The task
Pull each line holding "plan" out of the entries below.

====== Material supplied

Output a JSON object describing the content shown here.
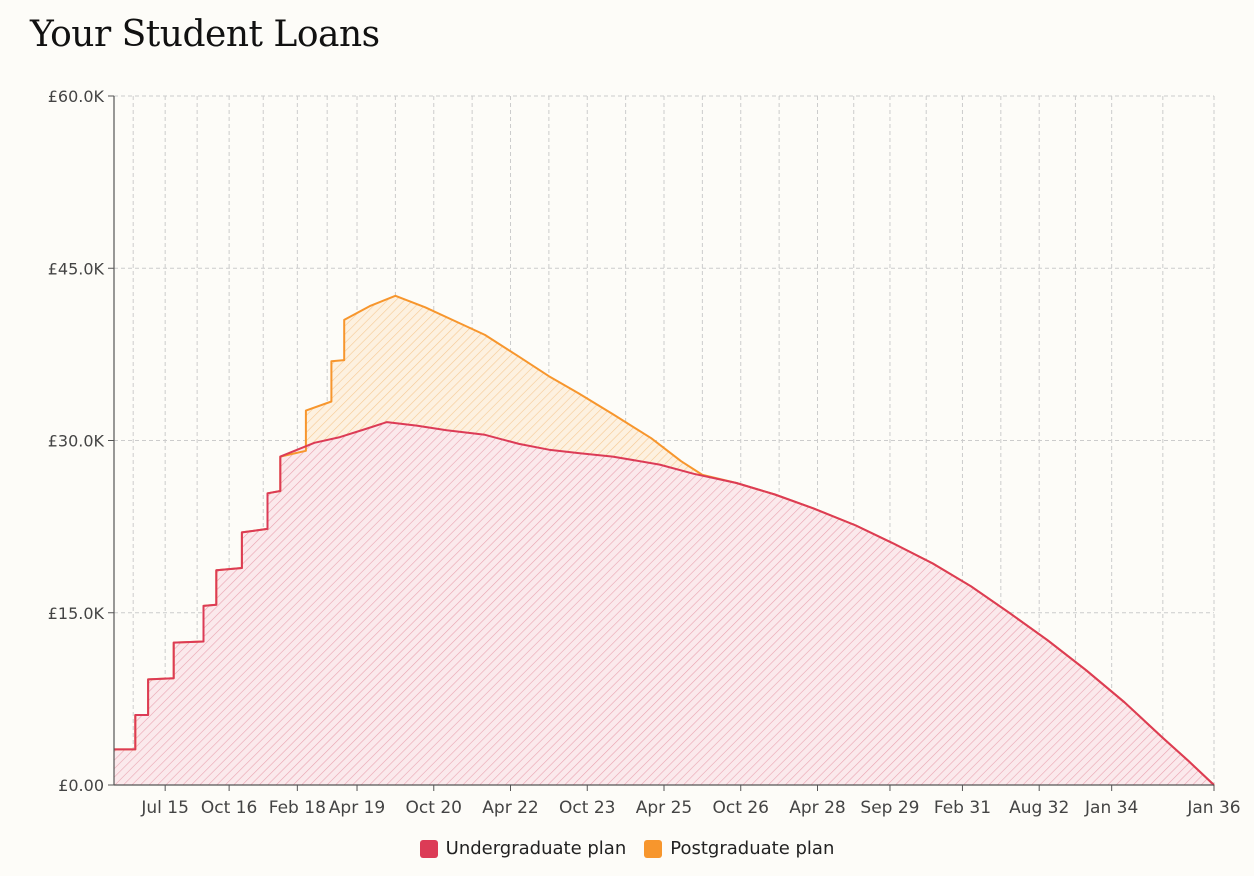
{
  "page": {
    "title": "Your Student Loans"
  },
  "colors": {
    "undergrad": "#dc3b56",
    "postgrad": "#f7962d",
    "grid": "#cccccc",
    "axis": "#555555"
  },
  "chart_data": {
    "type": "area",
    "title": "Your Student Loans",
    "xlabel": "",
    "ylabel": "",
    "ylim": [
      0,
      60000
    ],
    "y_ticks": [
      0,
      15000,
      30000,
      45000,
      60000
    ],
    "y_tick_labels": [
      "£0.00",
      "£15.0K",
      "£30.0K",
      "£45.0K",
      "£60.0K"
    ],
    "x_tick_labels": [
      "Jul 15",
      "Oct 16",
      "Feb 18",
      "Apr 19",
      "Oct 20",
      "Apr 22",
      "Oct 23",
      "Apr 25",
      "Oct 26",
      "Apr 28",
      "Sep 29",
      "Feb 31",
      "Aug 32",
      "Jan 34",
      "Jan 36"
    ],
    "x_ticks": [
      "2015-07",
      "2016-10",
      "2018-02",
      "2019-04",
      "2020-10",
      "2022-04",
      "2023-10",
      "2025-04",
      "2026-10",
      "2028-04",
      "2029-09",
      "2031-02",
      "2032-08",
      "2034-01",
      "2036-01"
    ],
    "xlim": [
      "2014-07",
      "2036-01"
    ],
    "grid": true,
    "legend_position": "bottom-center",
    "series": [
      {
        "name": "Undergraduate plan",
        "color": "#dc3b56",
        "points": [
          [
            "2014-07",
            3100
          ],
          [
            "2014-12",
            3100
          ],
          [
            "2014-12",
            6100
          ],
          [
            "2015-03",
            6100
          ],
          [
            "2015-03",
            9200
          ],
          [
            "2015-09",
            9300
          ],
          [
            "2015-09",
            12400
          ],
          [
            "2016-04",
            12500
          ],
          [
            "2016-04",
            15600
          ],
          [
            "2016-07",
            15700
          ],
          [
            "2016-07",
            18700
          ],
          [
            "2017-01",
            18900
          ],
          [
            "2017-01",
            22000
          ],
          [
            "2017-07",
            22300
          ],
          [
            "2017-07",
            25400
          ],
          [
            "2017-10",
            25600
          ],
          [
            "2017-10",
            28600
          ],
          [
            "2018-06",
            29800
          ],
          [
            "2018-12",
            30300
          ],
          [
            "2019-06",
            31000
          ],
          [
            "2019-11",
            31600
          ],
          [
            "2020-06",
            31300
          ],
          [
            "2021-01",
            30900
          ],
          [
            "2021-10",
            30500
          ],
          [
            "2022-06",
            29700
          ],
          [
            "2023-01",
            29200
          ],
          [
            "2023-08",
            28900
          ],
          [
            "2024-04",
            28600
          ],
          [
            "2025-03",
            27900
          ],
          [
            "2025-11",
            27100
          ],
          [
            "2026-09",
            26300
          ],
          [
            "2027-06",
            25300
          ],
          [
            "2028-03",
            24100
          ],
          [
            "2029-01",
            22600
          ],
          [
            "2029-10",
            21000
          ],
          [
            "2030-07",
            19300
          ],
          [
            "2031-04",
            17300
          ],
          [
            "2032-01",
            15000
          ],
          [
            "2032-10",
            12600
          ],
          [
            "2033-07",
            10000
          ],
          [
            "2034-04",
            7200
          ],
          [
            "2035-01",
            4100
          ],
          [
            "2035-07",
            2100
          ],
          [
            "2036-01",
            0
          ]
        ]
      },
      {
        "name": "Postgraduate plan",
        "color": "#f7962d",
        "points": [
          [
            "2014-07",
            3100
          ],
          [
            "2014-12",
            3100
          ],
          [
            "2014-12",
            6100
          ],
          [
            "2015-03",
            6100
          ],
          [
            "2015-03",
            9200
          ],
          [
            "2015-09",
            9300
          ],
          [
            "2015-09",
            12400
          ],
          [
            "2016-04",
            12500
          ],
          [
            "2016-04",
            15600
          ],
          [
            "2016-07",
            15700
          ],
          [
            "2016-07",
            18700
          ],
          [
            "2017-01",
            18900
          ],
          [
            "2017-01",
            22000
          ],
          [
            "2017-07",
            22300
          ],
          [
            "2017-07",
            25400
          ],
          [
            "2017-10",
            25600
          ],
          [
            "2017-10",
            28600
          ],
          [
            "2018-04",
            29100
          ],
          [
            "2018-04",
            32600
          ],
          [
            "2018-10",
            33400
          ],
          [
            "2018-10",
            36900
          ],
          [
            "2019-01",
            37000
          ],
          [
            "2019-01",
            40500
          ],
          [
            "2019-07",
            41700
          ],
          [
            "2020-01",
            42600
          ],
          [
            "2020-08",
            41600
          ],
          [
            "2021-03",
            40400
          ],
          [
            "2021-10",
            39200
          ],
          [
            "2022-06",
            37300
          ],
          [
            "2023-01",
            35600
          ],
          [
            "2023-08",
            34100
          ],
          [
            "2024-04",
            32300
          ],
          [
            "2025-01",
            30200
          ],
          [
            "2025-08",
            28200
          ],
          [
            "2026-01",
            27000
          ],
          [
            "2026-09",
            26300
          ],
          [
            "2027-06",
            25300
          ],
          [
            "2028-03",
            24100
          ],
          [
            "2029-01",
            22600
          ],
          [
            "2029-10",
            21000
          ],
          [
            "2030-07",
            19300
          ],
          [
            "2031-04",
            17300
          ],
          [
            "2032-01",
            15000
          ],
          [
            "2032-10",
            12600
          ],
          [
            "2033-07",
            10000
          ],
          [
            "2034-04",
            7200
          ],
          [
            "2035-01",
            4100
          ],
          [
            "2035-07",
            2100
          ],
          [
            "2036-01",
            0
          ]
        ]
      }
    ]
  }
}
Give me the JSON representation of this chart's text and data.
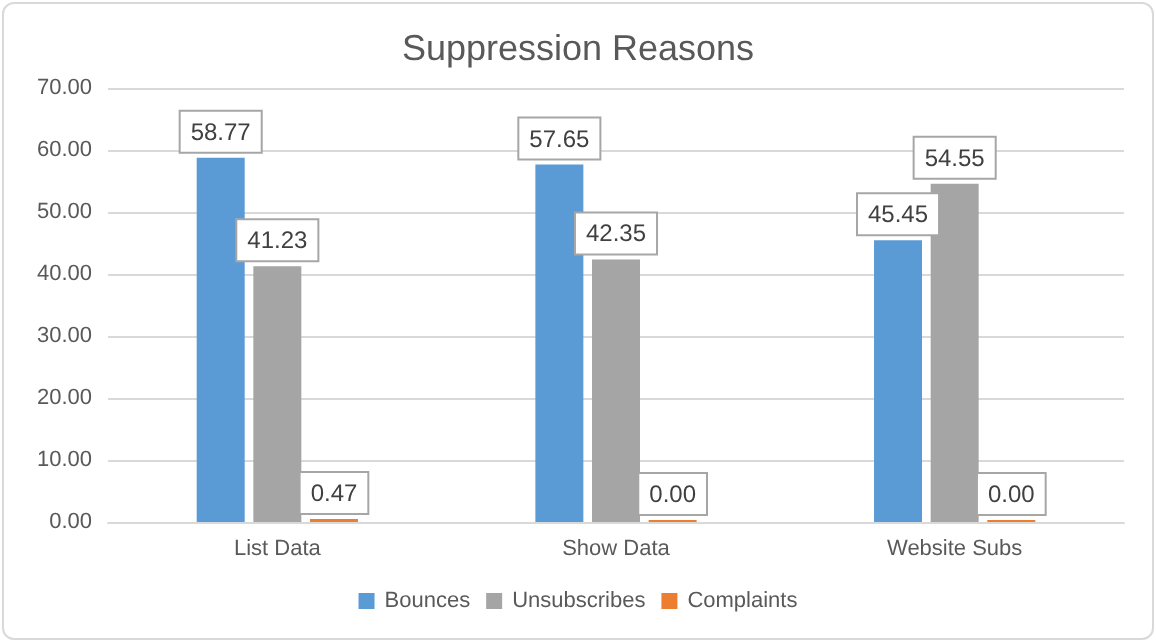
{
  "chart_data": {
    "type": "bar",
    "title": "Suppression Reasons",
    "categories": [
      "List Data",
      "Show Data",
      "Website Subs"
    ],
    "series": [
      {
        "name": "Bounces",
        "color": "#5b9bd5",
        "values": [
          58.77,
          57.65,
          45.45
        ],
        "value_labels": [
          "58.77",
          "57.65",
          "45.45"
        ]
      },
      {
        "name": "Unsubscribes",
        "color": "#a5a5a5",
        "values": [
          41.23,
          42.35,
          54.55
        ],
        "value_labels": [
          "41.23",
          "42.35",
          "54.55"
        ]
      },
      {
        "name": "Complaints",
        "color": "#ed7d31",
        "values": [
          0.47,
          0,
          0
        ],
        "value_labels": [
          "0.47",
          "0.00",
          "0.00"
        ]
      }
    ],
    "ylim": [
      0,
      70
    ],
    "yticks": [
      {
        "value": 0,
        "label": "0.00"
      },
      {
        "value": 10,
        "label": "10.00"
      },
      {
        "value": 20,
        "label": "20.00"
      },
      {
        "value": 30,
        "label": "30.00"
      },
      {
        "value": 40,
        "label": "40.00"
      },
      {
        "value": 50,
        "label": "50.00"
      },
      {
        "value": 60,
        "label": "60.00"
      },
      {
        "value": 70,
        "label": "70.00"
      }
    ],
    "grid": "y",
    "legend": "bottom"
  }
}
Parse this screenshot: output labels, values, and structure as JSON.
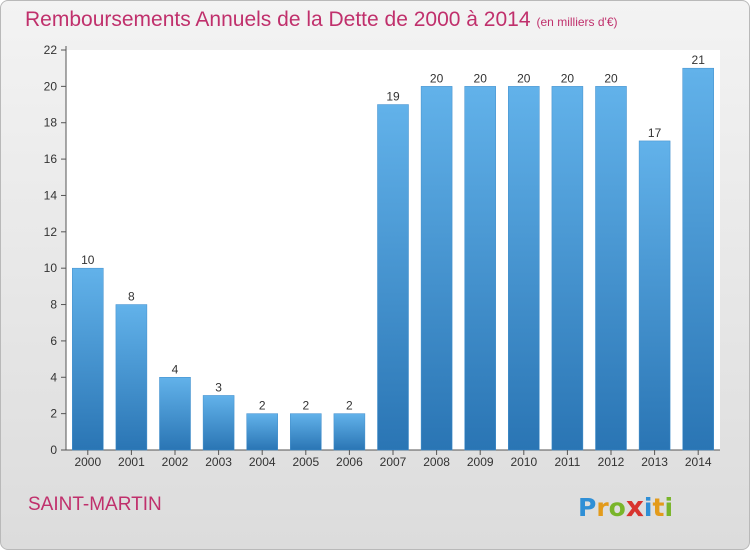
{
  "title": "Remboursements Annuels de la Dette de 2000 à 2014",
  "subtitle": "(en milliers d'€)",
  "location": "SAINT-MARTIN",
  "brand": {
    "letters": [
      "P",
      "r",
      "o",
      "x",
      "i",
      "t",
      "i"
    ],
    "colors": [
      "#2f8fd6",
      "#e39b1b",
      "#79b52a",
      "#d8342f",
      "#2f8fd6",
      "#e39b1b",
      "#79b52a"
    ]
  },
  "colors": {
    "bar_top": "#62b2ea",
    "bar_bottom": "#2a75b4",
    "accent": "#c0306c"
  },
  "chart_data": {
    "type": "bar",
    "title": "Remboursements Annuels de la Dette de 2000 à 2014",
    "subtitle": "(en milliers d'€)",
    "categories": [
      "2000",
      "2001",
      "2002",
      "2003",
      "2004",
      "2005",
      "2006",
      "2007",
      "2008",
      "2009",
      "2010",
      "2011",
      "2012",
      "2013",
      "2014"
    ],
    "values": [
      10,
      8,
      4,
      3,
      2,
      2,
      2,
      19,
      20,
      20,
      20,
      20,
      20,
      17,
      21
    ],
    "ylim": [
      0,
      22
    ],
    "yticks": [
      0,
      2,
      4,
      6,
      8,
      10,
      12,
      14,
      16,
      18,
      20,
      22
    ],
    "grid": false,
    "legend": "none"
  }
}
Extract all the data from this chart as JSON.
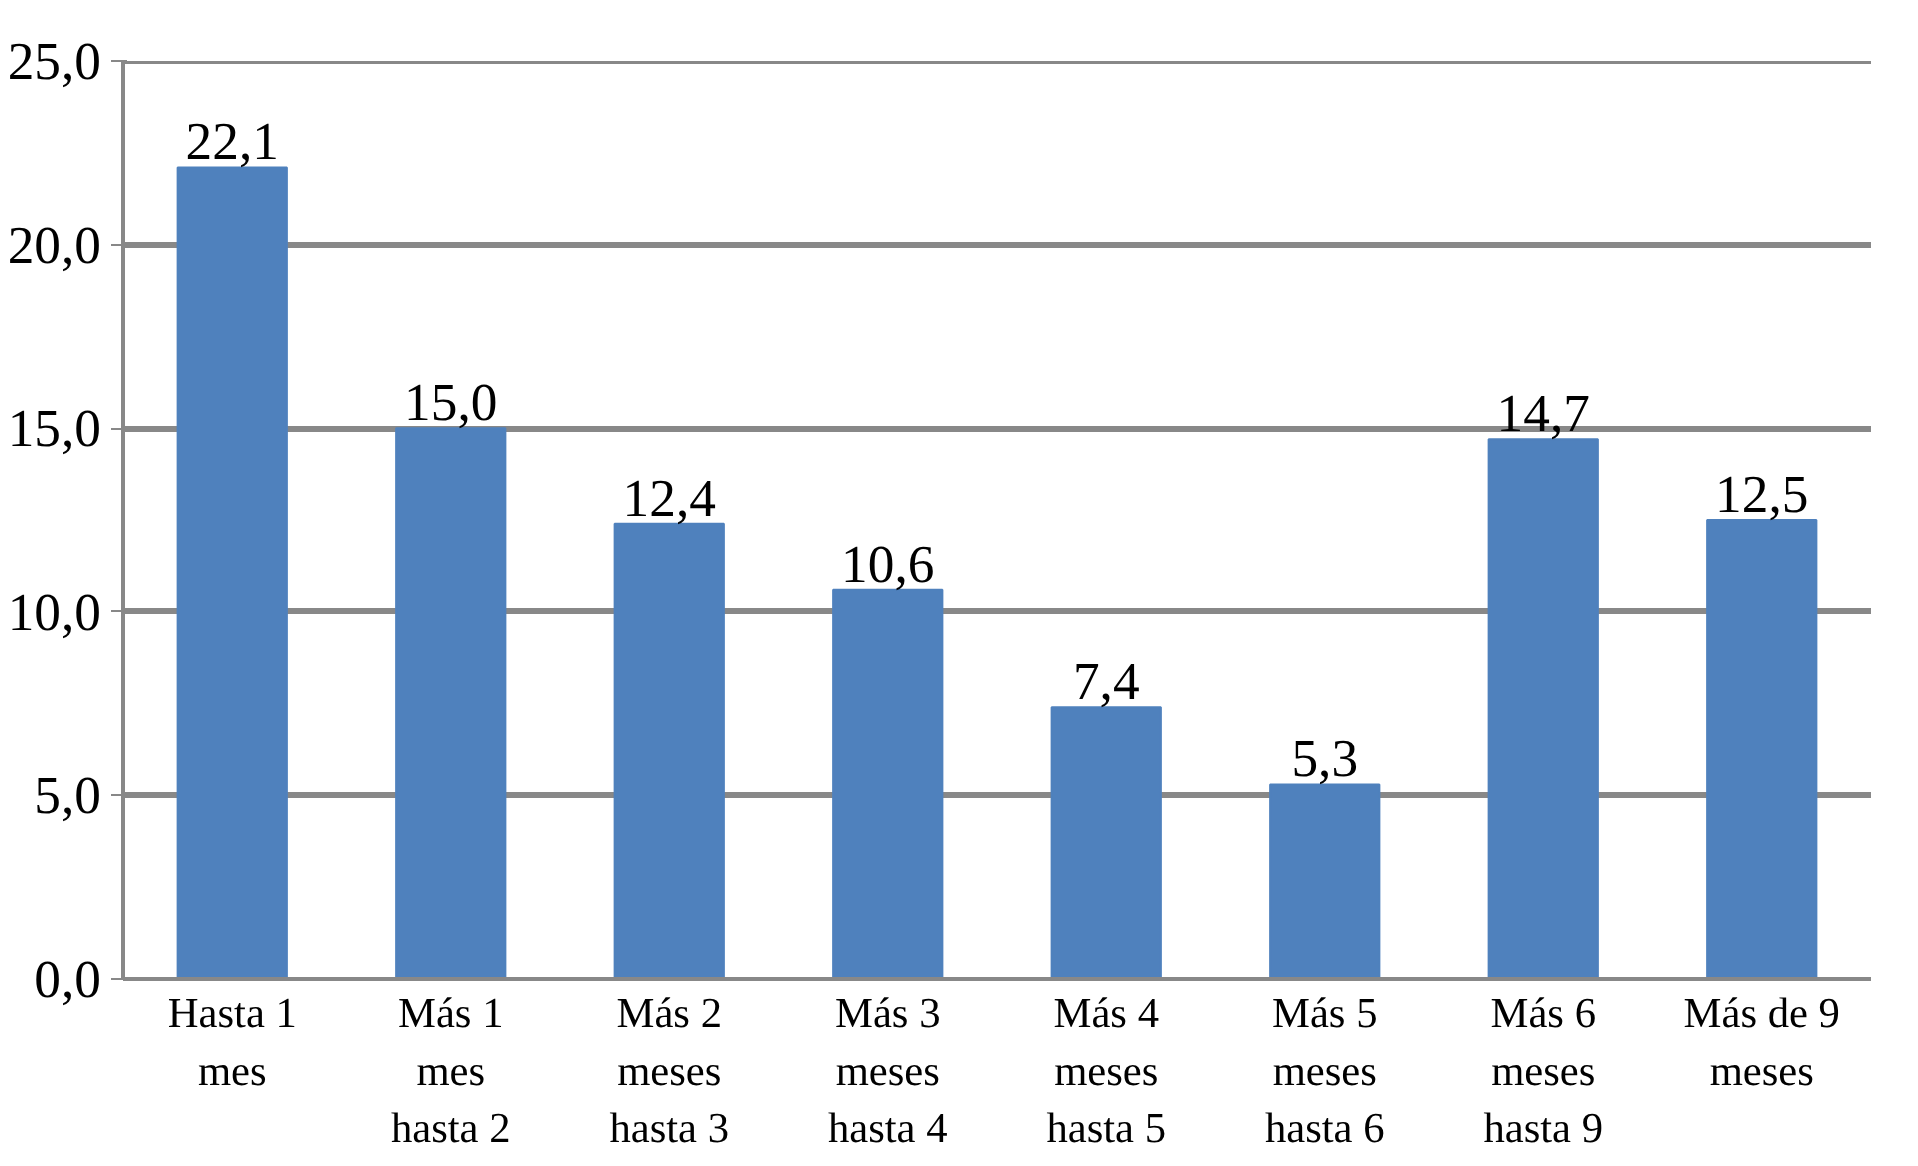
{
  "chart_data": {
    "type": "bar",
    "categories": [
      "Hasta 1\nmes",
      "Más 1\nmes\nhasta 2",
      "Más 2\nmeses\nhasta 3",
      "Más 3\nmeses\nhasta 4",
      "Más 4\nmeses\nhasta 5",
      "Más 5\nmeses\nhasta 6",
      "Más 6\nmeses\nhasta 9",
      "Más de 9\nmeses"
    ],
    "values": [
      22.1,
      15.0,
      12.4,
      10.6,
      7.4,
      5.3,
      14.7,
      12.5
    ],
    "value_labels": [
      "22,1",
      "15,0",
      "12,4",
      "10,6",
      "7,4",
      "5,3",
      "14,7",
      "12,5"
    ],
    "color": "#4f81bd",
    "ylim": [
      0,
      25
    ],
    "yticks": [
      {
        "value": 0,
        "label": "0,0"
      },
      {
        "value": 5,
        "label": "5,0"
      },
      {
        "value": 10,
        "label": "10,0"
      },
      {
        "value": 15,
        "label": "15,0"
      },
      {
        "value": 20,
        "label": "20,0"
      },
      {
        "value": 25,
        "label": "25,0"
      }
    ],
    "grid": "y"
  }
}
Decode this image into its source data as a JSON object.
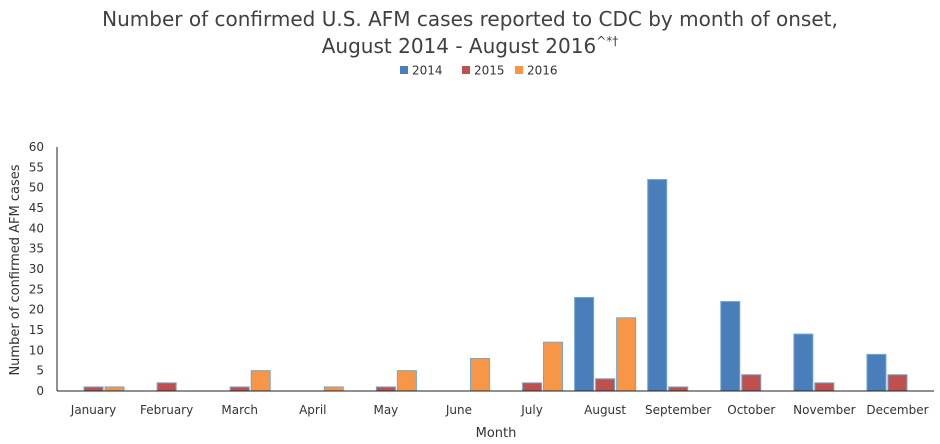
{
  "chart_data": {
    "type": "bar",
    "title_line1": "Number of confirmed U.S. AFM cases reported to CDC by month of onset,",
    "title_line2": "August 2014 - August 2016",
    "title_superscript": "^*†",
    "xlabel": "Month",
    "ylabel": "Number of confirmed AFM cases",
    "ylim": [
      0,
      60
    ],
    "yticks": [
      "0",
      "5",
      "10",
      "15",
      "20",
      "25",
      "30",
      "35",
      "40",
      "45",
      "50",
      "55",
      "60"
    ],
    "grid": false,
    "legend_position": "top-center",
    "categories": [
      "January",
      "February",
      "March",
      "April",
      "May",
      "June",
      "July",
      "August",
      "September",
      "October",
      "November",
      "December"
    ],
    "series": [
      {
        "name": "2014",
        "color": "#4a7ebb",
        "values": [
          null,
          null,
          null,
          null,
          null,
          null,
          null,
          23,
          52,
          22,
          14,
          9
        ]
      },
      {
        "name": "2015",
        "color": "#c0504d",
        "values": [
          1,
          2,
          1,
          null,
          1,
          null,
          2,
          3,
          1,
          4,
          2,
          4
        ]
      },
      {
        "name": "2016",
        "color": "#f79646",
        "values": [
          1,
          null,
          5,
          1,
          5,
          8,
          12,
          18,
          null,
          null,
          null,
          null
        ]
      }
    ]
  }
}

============

Finished answer
        "name": "Undergraduate plan",
        "name": "Postgraduate plan",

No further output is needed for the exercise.